§ **Selected passage**
::::
My Room

"Everyone carries a room about inside them. This fact can even be proved by means of the sense of hearing. If someone walks fast and one pricks up one's ears and listens, say at night, when everything round about is quiet, one hears, for instance, the rattling of a mirror not quite firmly fastened to the wall." -Franz Kafka

Saturday, August 20, 2005

Clowns and Babies

I remember my first Halloween. My parents made me up like a clown. In the pictures, I am adorable. At the time, I was terrified.

I remember sitting in front of my parents' large bedroom mirror as they put the makeup on me. I could see my mom and my dad, and I could see me. But it wasn't me! It was a terrifying doppleganger of me with red hair and bright red lipstick. I had been replaced! That's a terrifying thought for a small child.
::::
§ **Tasks to perform**
[a] Can you condense the paragraph in the Halloween post that begins "I remember sitting in front of my parents'" into a short bulleted list of its main facts?
[b] Could you extract the part of the Halloween post starting at "Clowns and Babies" and ending at "a small child."?
Rely on nothing but the Halloween post.

Document understanding data
::::
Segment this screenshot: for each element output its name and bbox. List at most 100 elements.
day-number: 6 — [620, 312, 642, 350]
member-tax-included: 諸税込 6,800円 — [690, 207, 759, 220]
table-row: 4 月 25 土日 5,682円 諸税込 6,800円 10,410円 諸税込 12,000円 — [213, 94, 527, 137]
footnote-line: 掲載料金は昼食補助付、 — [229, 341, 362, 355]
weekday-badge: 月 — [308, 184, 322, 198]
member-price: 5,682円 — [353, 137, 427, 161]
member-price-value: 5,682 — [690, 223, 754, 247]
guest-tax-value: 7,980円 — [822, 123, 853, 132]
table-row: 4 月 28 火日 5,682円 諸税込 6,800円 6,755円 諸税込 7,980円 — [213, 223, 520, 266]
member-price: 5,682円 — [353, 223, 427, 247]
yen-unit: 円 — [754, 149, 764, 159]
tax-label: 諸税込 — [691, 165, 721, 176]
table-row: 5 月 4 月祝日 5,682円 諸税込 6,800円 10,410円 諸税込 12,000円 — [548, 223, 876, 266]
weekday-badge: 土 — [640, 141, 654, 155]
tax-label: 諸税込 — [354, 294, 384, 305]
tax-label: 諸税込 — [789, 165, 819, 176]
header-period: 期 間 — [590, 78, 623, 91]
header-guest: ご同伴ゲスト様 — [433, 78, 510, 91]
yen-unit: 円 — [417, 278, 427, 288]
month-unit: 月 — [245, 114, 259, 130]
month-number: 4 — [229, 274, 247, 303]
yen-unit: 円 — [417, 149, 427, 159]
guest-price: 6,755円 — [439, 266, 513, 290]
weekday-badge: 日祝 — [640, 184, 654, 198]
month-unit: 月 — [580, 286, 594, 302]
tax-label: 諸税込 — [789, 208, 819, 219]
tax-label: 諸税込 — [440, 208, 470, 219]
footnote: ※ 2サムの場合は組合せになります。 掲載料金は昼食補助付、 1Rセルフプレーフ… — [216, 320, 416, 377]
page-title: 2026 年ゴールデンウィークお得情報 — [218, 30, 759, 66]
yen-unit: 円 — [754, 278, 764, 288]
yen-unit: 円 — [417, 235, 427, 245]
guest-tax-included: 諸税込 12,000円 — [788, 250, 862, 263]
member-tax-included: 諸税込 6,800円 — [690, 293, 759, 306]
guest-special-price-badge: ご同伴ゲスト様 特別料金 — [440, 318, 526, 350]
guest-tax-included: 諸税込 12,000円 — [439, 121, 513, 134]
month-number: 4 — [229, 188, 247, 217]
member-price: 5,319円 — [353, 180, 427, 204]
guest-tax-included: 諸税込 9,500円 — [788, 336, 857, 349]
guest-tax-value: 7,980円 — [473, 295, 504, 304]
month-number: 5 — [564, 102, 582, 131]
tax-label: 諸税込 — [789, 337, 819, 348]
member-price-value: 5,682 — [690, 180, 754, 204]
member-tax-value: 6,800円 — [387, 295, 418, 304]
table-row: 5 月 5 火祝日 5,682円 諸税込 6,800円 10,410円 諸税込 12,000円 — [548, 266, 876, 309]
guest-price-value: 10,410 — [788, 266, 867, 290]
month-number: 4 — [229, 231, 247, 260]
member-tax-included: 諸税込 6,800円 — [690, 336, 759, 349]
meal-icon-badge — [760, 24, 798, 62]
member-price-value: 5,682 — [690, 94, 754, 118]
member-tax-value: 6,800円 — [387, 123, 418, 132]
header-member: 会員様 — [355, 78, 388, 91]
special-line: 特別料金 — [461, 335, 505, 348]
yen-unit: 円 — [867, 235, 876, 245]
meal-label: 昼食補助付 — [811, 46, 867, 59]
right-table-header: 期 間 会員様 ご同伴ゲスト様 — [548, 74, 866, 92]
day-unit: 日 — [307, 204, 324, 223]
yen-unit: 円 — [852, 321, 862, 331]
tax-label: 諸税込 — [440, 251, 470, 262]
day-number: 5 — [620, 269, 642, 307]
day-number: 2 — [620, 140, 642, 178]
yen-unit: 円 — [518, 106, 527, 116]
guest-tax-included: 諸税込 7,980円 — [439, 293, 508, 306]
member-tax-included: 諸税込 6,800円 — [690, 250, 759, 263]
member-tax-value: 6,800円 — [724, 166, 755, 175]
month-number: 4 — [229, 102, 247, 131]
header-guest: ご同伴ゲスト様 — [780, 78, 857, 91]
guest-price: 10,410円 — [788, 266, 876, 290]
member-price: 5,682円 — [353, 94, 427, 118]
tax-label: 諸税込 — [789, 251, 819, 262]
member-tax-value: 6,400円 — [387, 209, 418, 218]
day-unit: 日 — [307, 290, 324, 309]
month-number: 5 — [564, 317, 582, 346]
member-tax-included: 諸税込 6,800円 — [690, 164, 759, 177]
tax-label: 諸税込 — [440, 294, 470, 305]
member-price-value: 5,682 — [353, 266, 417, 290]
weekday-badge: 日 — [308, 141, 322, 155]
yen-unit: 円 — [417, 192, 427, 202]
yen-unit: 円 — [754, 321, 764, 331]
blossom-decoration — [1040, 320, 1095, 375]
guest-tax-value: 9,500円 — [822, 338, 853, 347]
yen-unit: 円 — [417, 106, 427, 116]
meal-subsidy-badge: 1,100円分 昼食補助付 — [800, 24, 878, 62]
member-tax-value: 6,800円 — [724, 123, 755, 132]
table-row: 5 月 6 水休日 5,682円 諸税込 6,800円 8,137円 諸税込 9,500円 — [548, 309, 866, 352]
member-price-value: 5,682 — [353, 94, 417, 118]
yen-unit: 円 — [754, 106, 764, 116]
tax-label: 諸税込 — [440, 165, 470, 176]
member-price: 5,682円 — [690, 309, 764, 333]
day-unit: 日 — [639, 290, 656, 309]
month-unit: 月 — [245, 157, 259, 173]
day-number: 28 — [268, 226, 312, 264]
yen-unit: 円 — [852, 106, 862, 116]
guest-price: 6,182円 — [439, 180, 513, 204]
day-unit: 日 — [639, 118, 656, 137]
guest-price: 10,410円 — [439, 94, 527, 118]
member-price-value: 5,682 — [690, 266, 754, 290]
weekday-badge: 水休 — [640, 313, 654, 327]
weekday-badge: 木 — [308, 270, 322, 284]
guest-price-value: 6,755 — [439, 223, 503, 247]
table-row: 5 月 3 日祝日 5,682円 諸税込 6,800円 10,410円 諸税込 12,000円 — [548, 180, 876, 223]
::::
§ **Solutions per task**
[a]
- The writer sat before the parents' large bedroom mirror while they applied the makeup.
- In the mirror, the writer could see mom, dad, and a reflection.
- The reflection seemed like a frightening double with red hair and bright red lipstick, not the writer.
- The writer felt replaced, a terrifying thought for a small child.

[b]
Clowns and Babies

I remember my first Halloween. My parents made me up like a clown. In the pictures, I am adorable. At the time, I was terrified.

I remember sitting in front of my parents' large bedroom mirror as they put the makeup on me. I could see my mom and my dad, and I could see me. But it wasn't me! It was a terrifying doppleganger of me with red hair and bright red lipstick. I had been replaced! That's a terrifying thought for a small child.